(Extracted data entries)
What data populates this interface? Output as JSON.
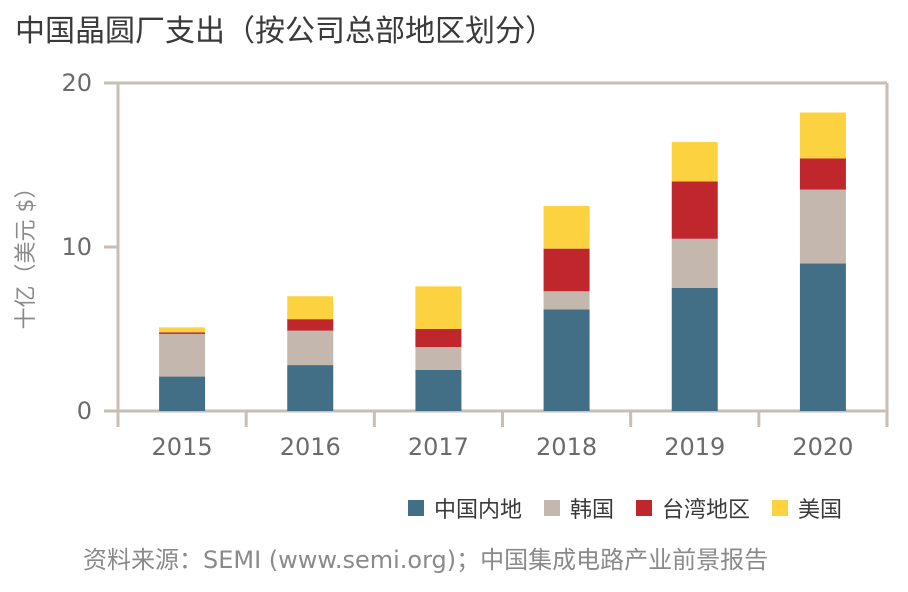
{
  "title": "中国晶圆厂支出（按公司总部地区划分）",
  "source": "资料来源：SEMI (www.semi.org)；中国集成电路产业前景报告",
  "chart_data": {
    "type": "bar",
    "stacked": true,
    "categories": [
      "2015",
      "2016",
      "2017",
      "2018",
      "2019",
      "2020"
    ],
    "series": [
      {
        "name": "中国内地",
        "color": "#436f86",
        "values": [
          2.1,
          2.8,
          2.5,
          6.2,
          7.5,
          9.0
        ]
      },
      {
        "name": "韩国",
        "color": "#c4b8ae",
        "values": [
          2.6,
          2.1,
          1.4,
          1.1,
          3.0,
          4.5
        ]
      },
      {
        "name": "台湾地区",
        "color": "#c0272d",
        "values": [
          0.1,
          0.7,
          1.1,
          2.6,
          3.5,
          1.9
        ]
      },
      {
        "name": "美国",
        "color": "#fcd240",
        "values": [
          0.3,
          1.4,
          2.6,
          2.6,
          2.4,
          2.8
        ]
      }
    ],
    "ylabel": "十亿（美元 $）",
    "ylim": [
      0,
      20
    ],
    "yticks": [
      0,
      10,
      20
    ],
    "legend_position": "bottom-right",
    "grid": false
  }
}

...

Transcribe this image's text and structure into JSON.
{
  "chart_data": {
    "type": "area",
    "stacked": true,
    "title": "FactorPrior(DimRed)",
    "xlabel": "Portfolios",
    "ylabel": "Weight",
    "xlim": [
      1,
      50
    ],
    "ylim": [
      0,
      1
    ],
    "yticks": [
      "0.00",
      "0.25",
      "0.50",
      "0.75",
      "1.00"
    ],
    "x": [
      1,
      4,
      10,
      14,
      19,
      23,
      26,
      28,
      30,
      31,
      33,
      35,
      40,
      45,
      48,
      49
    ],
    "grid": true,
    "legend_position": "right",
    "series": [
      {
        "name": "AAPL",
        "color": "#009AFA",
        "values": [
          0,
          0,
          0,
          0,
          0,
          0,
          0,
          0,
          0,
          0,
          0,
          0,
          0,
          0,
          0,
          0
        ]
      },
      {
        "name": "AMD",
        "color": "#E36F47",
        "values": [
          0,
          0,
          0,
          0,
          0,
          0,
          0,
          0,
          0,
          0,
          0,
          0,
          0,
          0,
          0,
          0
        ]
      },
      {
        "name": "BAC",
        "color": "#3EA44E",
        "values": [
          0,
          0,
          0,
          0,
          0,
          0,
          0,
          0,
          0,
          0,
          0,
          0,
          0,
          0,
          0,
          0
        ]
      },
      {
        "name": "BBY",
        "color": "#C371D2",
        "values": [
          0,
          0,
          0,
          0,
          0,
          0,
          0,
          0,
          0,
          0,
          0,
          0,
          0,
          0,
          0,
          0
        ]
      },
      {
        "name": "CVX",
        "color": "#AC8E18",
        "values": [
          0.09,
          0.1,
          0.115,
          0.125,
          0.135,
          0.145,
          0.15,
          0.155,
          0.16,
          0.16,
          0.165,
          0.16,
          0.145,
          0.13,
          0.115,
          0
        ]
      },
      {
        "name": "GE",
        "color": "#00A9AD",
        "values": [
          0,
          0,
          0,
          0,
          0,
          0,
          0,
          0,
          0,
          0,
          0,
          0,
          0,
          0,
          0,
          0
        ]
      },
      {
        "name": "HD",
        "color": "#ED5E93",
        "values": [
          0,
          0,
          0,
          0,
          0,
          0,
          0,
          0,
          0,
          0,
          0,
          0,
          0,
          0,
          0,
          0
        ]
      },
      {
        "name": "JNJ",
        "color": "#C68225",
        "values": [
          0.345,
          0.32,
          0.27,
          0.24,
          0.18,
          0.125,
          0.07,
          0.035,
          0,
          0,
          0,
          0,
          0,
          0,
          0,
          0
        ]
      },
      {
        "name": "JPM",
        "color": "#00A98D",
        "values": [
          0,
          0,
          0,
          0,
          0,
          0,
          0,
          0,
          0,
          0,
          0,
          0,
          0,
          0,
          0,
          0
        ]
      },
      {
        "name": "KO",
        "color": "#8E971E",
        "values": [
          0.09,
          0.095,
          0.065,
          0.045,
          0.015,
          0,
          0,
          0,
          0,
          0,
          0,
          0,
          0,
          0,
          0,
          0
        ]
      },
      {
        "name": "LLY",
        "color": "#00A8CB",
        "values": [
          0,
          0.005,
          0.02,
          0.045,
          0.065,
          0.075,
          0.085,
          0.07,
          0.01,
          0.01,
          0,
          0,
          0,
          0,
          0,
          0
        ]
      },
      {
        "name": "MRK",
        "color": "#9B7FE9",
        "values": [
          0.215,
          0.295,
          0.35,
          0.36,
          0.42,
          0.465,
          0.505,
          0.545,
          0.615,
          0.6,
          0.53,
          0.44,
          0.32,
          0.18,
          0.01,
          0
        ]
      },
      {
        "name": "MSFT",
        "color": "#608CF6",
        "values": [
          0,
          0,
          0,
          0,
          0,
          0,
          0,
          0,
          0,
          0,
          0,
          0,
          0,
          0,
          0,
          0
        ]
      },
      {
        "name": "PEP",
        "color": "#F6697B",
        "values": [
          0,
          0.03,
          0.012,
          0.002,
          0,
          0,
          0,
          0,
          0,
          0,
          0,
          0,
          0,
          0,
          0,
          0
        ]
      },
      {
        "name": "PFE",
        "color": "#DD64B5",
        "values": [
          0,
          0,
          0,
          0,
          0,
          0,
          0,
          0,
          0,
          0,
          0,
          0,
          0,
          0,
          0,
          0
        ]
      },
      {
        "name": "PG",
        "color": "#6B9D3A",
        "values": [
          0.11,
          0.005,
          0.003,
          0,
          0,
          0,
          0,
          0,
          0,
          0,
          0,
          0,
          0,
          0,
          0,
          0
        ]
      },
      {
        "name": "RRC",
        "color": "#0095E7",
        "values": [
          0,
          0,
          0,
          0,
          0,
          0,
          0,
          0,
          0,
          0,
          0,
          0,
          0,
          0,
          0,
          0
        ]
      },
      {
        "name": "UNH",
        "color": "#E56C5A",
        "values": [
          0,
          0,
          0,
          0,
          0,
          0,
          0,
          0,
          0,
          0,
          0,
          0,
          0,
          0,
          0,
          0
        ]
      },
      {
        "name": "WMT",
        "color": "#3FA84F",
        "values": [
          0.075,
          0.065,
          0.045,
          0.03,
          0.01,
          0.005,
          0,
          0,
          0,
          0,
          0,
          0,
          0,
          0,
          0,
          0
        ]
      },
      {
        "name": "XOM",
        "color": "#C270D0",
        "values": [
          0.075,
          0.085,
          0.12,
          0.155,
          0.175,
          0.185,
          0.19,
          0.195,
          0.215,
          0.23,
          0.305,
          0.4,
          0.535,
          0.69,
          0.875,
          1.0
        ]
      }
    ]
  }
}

--

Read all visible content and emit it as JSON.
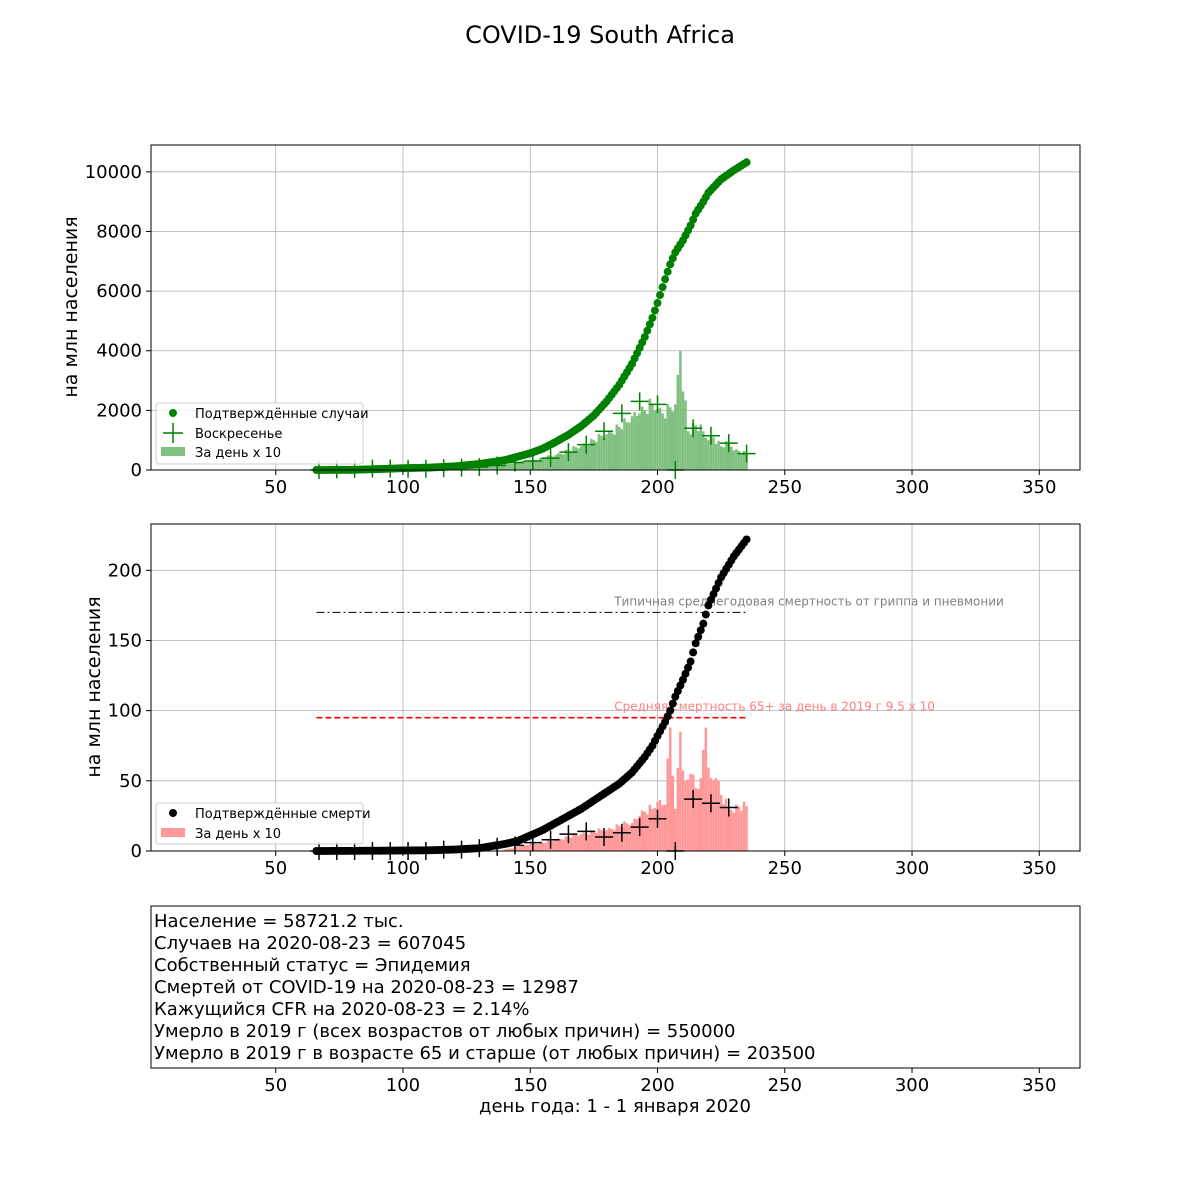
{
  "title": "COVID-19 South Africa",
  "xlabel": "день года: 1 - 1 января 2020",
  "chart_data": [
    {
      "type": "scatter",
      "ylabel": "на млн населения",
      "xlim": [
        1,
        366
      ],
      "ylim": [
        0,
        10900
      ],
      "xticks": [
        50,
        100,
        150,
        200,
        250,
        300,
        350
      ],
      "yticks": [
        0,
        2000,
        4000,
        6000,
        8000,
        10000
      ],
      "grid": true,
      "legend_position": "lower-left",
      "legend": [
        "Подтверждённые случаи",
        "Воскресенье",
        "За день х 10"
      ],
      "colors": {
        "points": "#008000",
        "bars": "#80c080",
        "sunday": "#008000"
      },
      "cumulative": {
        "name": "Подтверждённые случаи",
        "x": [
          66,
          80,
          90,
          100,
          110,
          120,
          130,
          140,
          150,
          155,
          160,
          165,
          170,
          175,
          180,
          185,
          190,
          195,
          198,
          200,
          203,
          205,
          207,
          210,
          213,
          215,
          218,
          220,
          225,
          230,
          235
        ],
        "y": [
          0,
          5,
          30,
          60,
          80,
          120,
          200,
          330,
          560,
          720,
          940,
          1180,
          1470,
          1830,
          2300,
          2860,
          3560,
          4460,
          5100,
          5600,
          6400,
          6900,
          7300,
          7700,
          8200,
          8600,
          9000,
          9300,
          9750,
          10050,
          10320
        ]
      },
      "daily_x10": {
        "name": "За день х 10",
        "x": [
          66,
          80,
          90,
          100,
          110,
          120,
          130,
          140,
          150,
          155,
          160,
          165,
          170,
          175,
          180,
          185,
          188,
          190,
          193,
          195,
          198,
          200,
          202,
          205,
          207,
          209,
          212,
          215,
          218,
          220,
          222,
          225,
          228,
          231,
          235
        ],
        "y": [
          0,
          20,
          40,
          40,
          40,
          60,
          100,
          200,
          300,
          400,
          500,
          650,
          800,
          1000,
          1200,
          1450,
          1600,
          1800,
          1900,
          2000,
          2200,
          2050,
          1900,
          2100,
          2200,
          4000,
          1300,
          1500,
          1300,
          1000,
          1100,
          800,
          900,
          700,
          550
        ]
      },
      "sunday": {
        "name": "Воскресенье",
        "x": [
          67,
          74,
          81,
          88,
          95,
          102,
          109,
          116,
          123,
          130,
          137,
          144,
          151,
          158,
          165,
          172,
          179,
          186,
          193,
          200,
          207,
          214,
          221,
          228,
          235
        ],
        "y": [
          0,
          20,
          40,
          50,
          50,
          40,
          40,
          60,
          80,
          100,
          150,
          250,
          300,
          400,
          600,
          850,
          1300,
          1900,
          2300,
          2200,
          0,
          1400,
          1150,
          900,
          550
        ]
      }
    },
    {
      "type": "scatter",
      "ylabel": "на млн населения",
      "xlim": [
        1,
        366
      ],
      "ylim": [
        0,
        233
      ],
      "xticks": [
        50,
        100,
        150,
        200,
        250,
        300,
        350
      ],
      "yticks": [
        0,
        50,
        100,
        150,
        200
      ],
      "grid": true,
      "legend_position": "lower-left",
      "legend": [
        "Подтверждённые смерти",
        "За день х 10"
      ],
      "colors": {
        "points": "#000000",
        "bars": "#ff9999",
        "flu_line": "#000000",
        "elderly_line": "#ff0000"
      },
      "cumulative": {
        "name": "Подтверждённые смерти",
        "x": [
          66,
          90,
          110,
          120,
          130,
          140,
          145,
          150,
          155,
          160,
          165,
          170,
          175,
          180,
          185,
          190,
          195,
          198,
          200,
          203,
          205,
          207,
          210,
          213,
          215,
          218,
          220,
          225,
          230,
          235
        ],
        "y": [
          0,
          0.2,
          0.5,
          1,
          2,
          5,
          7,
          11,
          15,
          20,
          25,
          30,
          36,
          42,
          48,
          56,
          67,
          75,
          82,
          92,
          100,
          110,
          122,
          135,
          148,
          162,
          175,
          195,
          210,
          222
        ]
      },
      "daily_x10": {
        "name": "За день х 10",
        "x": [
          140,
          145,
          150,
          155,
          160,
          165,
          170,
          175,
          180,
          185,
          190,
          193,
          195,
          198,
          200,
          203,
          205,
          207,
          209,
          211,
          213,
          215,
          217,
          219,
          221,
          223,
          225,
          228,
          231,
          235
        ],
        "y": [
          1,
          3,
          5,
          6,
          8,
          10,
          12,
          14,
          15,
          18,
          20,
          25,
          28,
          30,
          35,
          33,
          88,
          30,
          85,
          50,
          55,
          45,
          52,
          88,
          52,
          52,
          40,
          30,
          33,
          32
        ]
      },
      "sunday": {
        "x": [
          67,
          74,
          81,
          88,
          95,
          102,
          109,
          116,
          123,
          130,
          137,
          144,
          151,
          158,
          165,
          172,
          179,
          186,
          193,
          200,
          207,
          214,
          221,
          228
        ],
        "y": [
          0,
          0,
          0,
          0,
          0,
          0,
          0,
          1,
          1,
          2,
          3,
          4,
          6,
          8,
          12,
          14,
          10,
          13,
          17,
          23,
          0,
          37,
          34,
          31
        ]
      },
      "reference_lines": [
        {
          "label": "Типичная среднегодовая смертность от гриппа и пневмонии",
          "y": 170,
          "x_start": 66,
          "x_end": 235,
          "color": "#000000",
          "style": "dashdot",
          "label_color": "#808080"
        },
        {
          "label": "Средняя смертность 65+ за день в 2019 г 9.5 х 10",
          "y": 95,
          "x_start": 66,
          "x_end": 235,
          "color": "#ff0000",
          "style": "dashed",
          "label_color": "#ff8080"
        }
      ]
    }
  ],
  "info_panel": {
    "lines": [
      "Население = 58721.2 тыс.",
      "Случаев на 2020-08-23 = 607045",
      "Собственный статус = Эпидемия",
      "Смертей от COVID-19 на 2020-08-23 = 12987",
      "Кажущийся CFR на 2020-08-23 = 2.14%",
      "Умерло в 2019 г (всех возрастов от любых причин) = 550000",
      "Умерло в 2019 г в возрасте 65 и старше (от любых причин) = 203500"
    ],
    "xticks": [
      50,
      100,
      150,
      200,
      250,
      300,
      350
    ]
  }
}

● **TASK TO COMPLETE**:
Identify the lines above with the word "type". Copy them.

● **WRITTEN SOLUTION**:
    "type": "bar",
    "type": "area",
      "type": "scatter",
      "type": "scatter",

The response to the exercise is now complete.